_Information supplied_:
=-=-=-=-=

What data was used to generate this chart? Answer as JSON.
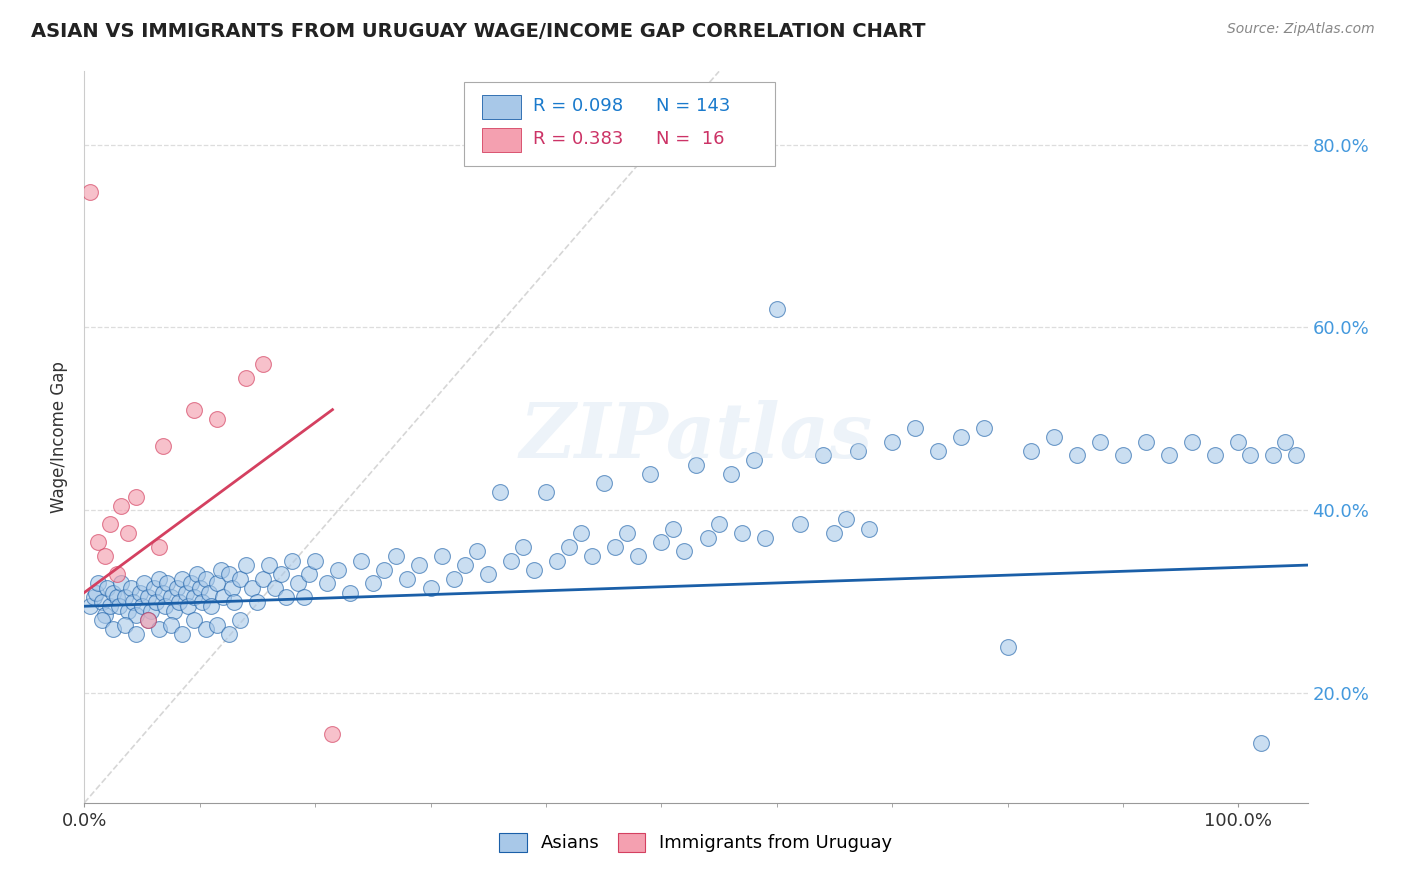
{
  "title": "ASIAN VS IMMIGRANTS FROM URUGUAY WAGE/INCOME GAP CORRELATION CHART",
  "source_text": "Source: ZipAtlas.com",
  "ylabel": "Wage/Income Gap",
  "xlim": [
    0.0,
    1.06
  ],
  "ylim": [
    0.08,
    0.88
  ],
  "yticks": [
    0.2,
    0.4,
    0.6,
    0.8
  ],
  "ytick_labels": [
    "20.0%",
    "40.0%",
    "60.0%",
    "80.0%"
  ],
  "blue_color": "#a8c8e8",
  "pink_color": "#f4a0b0",
  "blue_line_color": "#1a5fa8",
  "pink_line_color": "#d44060",
  "r_value_color_blue": "#1a7acc",
  "r_value_color_pink": "#cc3366",
  "watermark": "ZIPatlas",
  "asian_x": [
    0.005,
    0.008,
    0.01,
    0.012,
    0.015,
    0.018,
    0.02,
    0.022,
    0.025,
    0.028,
    0.03,
    0.032,
    0.035,
    0.038,
    0.04,
    0.042,
    0.045,
    0.048,
    0.05,
    0.052,
    0.055,
    0.058,
    0.06,
    0.062,
    0.065,
    0.068,
    0.07,
    0.072,
    0.075,
    0.078,
    0.08,
    0.082,
    0.085,
    0.088,
    0.09,
    0.092,
    0.095,
    0.098,
    0.1,
    0.102,
    0.105,
    0.108,
    0.11,
    0.115,
    0.118,
    0.12,
    0.125,
    0.128,
    0.13,
    0.135,
    0.14,
    0.145,
    0.15,
    0.155,
    0.16,
    0.165,
    0.17,
    0.175,
    0.18,
    0.185,
    0.19,
    0.195,
    0.2,
    0.21,
    0.22,
    0.23,
    0.24,
    0.25,
    0.26,
    0.27,
    0.28,
    0.29,
    0.3,
    0.31,
    0.32,
    0.33,
    0.34,
    0.35,
    0.36,
    0.37,
    0.38,
    0.39,
    0.4,
    0.41,
    0.42,
    0.43,
    0.44,
    0.45,
    0.46,
    0.47,
    0.48,
    0.49,
    0.5,
    0.51,
    0.52,
    0.53,
    0.54,
    0.55,
    0.56,
    0.57,
    0.58,
    0.59,
    0.6,
    0.62,
    0.64,
    0.65,
    0.66,
    0.67,
    0.68,
    0.7,
    0.72,
    0.74,
    0.76,
    0.78,
    0.8,
    0.82,
    0.84,
    0.86,
    0.88,
    0.9,
    0.92,
    0.94,
    0.96,
    0.98,
    1.0,
    1.01,
    1.02,
    1.03,
    1.04,
    1.05,
    0.015,
    0.025,
    0.035,
    0.045,
    0.055,
    0.065,
    0.075,
    0.085,
    0.095,
    0.105,
    0.115,
    0.125,
    0.135
  ],
  "asian_y": [
    0.295,
    0.305,
    0.31,
    0.32,
    0.3,
    0.285,
    0.315,
    0.295,
    0.31,
    0.305,
    0.295,
    0.32,
    0.305,
    0.29,
    0.315,
    0.3,
    0.285,
    0.31,
    0.295,
    0.32,
    0.305,
    0.29,
    0.315,
    0.3,
    0.325,
    0.31,
    0.295,
    0.32,
    0.305,
    0.29,
    0.315,
    0.3,
    0.325,
    0.31,
    0.295,
    0.32,
    0.305,
    0.33,
    0.315,
    0.3,
    0.325,
    0.31,
    0.295,
    0.32,
    0.335,
    0.305,
    0.33,
    0.315,
    0.3,
    0.325,
    0.34,
    0.315,
    0.3,
    0.325,
    0.34,
    0.315,
    0.33,
    0.305,
    0.345,
    0.32,
    0.305,
    0.33,
    0.345,
    0.32,
    0.335,
    0.31,
    0.345,
    0.32,
    0.335,
    0.35,
    0.325,
    0.34,
    0.315,
    0.35,
    0.325,
    0.34,
    0.355,
    0.33,
    0.42,
    0.345,
    0.36,
    0.335,
    0.42,
    0.345,
    0.36,
    0.375,
    0.35,
    0.43,
    0.36,
    0.375,
    0.35,
    0.44,
    0.365,
    0.38,
    0.355,
    0.45,
    0.37,
    0.385,
    0.44,
    0.375,
    0.455,
    0.37,
    0.62,
    0.385,
    0.46,
    0.375,
    0.39,
    0.465,
    0.38,
    0.475,
    0.49,
    0.465,
    0.48,
    0.49,
    0.25,
    0.465,
    0.48,
    0.46,
    0.475,
    0.46,
    0.475,
    0.46,
    0.475,
    0.46,
    0.475,
    0.46,
    0.145,
    0.46,
    0.475,
    0.46,
    0.28,
    0.27,
    0.275,
    0.265,
    0.28,
    0.27,
    0.275,
    0.265,
    0.28,
    0.27,
    0.275,
    0.265,
    0.28
  ],
  "uruguay_x": [
    0.005,
    0.012,
    0.018,
    0.022,
    0.028,
    0.032,
    0.038,
    0.045,
    0.055,
    0.065,
    0.068,
    0.095,
    0.115,
    0.14,
    0.155,
    0.215
  ],
  "uruguay_y": [
    0.748,
    0.365,
    0.35,
    0.385,
    0.33,
    0.405,
    0.375,
    0.415,
    0.28,
    0.36,
    0.47,
    0.51,
    0.5,
    0.545,
    0.56,
    0.155
  ],
  "blue_trend_x": [
    0.0,
    1.06
  ],
  "blue_trend_y": [
    0.295,
    0.34
  ],
  "pink_trend_x": [
    0.0,
    0.215
  ],
  "pink_trend_y": [
    0.31,
    0.51
  ]
}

=-=-=-=-=

_Work to complete_: Every entry above is to be set down exactly; the pictures are to be left out.

_Completed exercise_:
What data was used to generate this chart? Answer as JSON.
{
  "title": "ASIAN VS IMMIGRANTS FROM URUGUAY WAGE/INCOME GAP CORRELATION CHART",
  "source_text": "Source: ZipAtlas.com",
  "ylabel": "Wage/Income Gap",
  "xlim": [
    0.0,
    1.06
  ],
  "ylim": [
    0.08,
    0.88
  ],
  "yticks": [
    0.2,
    0.4,
    0.6,
    0.8
  ],
  "ytick_labels": [
    "20.0%",
    "40.0%",
    "60.0%",
    "80.0%"
  ],
  "blue_color": "#a8c8e8",
  "pink_color": "#f4a0b0",
  "blue_line_color": "#1a5fa8",
  "pink_line_color": "#d44060",
  "r_value_color_blue": "#1a7acc",
  "r_value_color_pink": "#cc3366",
  "watermark": "ZIPatlas",
  "asian_x": [
    0.005,
    0.008,
    0.01,
    0.012,
    0.015,
    0.018,
    0.02,
    0.022,
    0.025,
    0.028,
    0.03,
    0.032,
    0.035,
    0.038,
    0.04,
    0.042,
    0.045,
    0.048,
    0.05,
    0.052,
    0.055,
    0.058,
    0.06,
    0.062,
    0.065,
    0.068,
    0.07,
    0.072,
    0.075,
    0.078,
    0.08,
    0.082,
    0.085,
    0.088,
    0.09,
    0.092,
    0.095,
    0.098,
    0.1,
    0.102,
    0.105,
    0.108,
    0.11,
    0.115,
    0.118,
    0.12,
    0.125,
    0.128,
    0.13,
    0.135,
    0.14,
    0.145,
    0.15,
    0.155,
    0.16,
    0.165,
    0.17,
    0.175,
    0.18,
    0.185,
    0.19,
    0.195,
    0.2,
    0.21,
    0.22,
    0.23,
    0.24,
    0.25,
    0.26,
    0.27,
    0.28,
    0.29,
    0.3,
    0.31,
    0.32,
    0.33,
    0.34,
    0.35,
    0.36,
    0.37,
    0.38,
    0.39,
    0.4,
    0.41,
    0.42,
    0.43,
    0.44,
    0.45,
    0.46,
    0.47,
    0.48,
    0.49,
    0.5,
    0.51,
    0.52,
    0.53,
    0.54,
    0.55,
    0.56,
    0.57,
    0.58,
    0.59,
    0.6,
    0.62,
    0.64,
    0.65,
    0.66,
    0.67,
    0.68,
    0.7,
    0.72,
    0.74,
    0.76,
    0.78,
    0.8,
    0.82,
    0.84,
    0.86,
    0.88,
    0.9,
    0.92,
    0.94,
    0.96,
    0.98,
    1.0,
    1.01,
    1.02,
    1.03,
    1.04,
    1.05,
    0.015,
    0.025,
    0.035,
    0.045,
    0.055,
    0.065,
    0.075,
    0.085,
    0.095,
    0.105,
    0.115,
    0.125,
    0.135
  ],
  "asian_y": [
    0.295,
    0.305,
    0.31,
    0.32,
    0.3,
    0.285,
    0.315,
    0.295,
    0.31,
    0.305,
    0.295,
    0.32,
    0.305,
    0.29,
    0.315,
    0.3,
    0.285,
    0.31,
    0.295,
    0.32,
    0.305,
    0.29,
    0.315,
    0.3,
    0.325,
    0.31,
    0.295,
    0.32,
    0.305,
    0.29,
    0.315,
    0.3,
    0.325,
    0.31,
    0.295,
    0.32,
    0.305,
    0.33,
    0.315,
    0.3,
    0.325,
    0.31,
    0.295,
    0.32,
    0.335,
    0.305,
    0.33,
    0.315,
    0.3,
    0.325,
    0.34,
    0.315,
    0.3,
    0.325,
    0.34,
    0.315,
    0.33,
    0.305,
    0.345,
    0.32,
    0.305,
    0.33,
    0.345,
    0.32,
    0.335,
    0.31,
    0.345,
    0.32,
    0.335,
    0.35,
    0.325,
    0.34,
    0.315,
    0.35,
    0.325,
    0.34,
    0.355,
    0.33,
    0.42,
    0.345,
    0.36,
    0.335,
    0.42,
    0.345,
    0.36,
    0.375,
    0.35,
    0.43,
    0.36,
    0.375,
    0.35,
    0.44,
    0.365,
    0.38,
    0.355,
    0.45,
    0.37,
    0.385,
    0.44,
    0.375,
    0.455,
    0.37,
    0.62,
    0.385,
    0.46,
    0.375,
    0.39,
    0.465,
    0.38,
    0.475,
    0.49,
    0.465,
    0.48,
    0.49,
    0.25,
    0.465,
    0.48,
    0.46,
    0.475,
    0.46,
    0.475,
    0.46,
    0.475,
    0.46,
    0.475,
    0.46,
    0.145,
    0.46,
    0.475,
    0.46,
    0.28,
    0.27,
    0.275,
    0.265,
    0.28,
    0.27,
    0.275,
    0.265,
    0.28,
    0.27,
    0.275,
    0.265,
    0.28
  ],
  "uruguay_x": [
    0.005,
    0.012,
    0.018,
    0.022,
    0.028,
    0.032,
    0.038,
    0.045,
    0.055,
    0.065,
    0.068,
    0.095,
    0.115,
    0.14,
    0.155,
    0.215
  ],
  "uruguay_y": [
    0.748,
    0.365,
    0.35,
    0.385,
    0.33,
    0.405,
    0.375,
    0.415,
    0.28,
    0.36,
    0.47,
    0.51,
    0.5,
    0.545,
    0.56,
    0.155
  ],
  "blue_trend_x": [
    0.0,
    1.06
  ],
  "blue_trend_y": [
    0.295,
    0.34
  ],
  "pink_trend_x": [
    0.0,
    0.215
  ],
  "pink_trend_y": [
    0.31,
    0.51
  ]
}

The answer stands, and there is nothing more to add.